(Instructions for the task) Copy each line that contains the word "helps".

Stored entries:
start

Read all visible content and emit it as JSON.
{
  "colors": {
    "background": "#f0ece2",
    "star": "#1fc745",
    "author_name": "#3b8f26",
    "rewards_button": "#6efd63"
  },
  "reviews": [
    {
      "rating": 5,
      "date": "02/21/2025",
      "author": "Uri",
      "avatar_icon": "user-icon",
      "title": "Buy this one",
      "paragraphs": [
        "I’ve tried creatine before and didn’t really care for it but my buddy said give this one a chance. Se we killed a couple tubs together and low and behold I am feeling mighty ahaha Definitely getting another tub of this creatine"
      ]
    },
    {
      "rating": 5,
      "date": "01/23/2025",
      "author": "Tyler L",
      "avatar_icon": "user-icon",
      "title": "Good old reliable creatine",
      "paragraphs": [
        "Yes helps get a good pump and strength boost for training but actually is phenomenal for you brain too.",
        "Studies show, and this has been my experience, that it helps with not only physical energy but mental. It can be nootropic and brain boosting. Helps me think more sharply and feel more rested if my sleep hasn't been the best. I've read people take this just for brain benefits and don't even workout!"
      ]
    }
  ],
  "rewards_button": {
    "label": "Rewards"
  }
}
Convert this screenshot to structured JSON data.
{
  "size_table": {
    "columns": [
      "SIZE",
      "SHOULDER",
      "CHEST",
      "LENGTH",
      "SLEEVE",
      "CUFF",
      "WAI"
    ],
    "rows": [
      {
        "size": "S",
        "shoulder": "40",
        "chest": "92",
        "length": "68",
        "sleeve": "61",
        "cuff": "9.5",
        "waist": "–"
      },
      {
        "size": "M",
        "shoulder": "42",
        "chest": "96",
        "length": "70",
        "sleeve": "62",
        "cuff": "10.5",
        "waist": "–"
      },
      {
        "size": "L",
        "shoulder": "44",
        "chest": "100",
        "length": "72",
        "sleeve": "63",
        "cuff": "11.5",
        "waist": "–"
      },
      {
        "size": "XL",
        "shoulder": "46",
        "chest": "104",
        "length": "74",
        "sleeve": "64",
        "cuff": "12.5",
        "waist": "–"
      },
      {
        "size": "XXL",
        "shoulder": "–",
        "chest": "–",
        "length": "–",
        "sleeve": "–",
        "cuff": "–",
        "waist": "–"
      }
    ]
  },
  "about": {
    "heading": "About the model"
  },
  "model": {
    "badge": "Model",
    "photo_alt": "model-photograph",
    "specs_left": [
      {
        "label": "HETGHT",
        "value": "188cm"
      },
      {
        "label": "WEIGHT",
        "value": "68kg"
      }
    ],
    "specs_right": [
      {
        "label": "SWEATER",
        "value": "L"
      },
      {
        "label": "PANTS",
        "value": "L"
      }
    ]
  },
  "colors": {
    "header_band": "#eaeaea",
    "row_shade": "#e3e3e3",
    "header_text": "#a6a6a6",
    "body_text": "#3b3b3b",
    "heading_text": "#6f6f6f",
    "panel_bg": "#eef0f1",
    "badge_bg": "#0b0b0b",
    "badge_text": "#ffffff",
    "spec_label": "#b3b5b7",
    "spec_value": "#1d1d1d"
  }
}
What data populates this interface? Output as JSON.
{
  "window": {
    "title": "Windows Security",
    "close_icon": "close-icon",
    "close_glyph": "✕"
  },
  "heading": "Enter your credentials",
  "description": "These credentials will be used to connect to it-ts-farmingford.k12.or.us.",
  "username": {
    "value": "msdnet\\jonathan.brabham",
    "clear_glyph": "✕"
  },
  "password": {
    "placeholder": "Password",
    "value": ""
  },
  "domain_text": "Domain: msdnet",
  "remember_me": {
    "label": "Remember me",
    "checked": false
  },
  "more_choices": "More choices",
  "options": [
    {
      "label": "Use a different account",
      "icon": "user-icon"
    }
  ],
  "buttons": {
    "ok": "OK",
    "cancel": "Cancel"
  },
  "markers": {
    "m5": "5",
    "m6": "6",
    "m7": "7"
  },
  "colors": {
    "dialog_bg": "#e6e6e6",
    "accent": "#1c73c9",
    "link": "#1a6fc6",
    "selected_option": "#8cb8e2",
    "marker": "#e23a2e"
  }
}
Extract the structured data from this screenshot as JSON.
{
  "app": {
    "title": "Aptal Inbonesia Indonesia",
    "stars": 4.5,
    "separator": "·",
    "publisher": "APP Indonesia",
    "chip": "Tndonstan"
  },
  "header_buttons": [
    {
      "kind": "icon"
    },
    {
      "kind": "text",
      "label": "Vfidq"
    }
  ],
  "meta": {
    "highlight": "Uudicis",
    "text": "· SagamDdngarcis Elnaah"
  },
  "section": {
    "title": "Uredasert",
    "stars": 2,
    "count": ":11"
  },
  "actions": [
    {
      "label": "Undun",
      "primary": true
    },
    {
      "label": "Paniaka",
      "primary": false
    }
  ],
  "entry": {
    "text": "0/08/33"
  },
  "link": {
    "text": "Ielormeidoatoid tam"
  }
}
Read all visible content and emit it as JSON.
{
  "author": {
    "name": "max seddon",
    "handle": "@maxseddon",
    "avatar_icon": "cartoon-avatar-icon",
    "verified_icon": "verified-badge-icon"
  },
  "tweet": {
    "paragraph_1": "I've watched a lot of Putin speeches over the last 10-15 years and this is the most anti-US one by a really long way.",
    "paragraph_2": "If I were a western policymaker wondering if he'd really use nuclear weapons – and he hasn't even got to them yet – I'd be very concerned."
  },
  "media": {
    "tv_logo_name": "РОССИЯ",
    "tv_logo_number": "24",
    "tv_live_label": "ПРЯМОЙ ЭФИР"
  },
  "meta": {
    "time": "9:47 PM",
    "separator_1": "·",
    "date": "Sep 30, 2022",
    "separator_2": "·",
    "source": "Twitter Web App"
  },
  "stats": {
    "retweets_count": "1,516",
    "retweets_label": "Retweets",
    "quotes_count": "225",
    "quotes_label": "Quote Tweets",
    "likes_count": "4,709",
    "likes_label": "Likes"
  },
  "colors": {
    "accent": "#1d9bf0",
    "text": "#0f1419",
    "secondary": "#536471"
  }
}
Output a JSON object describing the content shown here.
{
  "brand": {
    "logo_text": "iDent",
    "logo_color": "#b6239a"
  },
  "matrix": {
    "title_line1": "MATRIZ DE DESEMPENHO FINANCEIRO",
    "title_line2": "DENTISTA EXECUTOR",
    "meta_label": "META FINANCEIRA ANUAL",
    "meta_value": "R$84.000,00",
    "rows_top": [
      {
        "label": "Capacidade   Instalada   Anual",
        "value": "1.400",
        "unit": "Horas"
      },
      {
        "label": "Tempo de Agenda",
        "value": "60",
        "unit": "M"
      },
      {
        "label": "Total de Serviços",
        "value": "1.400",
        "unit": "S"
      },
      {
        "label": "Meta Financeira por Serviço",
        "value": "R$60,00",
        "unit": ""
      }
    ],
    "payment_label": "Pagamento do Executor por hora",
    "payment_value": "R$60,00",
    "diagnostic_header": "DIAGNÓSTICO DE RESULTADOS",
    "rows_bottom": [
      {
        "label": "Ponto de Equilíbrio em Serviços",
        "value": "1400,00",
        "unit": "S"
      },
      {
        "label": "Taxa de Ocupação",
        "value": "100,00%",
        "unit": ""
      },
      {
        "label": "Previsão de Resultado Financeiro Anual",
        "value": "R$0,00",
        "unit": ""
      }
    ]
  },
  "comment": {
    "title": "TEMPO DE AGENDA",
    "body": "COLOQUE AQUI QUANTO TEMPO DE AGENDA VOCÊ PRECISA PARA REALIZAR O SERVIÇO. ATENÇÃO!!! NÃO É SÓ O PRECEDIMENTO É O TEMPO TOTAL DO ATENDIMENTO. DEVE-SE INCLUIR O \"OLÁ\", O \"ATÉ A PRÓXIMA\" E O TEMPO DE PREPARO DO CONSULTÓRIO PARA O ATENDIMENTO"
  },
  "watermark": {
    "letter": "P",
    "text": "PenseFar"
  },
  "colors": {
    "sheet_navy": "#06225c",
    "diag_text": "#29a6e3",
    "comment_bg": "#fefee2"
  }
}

end

(Solved exercise)
        "Yes helps get a good pump and strength boost for training but actually is phenomenal for you brain too.",
        "Studies show, and this has been my experience, that it helps with not only physical energy but mental. It can be nootropic and brain boosting. Helps me think more sharply and feel more rested if my sleep hasn't been the best. I've read people take this just for brain benefits and don't even workout!"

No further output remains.